== DATA SHOWN ==
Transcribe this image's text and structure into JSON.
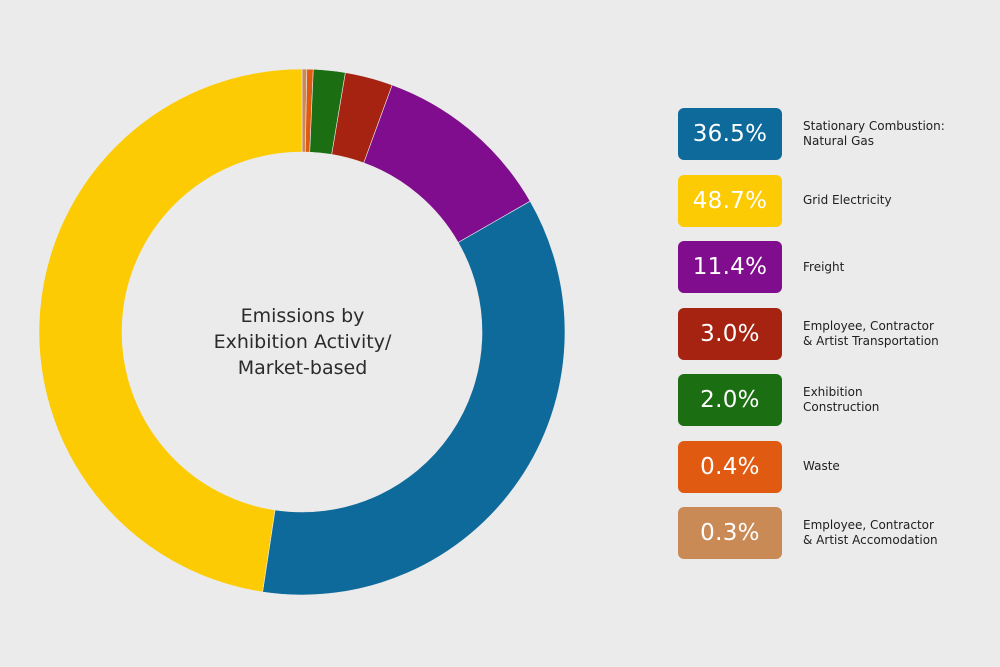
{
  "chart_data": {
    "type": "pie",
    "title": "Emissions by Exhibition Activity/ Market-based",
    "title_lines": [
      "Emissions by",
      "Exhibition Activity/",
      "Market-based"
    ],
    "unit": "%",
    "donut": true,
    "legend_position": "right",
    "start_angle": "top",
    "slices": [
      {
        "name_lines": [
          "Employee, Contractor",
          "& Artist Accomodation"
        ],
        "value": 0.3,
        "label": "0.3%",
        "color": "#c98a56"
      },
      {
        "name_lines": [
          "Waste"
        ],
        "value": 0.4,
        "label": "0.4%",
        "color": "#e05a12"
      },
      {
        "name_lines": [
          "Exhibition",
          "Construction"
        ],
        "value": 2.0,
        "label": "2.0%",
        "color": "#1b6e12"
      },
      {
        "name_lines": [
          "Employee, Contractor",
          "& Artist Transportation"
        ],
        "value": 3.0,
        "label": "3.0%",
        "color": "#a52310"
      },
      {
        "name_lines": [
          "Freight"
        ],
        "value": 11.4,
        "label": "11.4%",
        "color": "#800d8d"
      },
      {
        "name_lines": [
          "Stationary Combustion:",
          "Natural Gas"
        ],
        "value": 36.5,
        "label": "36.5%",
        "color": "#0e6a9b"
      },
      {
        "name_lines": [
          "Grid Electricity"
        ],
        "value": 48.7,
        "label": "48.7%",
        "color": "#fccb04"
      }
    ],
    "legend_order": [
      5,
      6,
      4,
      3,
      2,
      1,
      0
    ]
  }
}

== TASK DETAILS ==
Tally up the lines holding the word "Emissions" in the data above, and answer with that figure only.

== CORRECT OUTPUT ==
2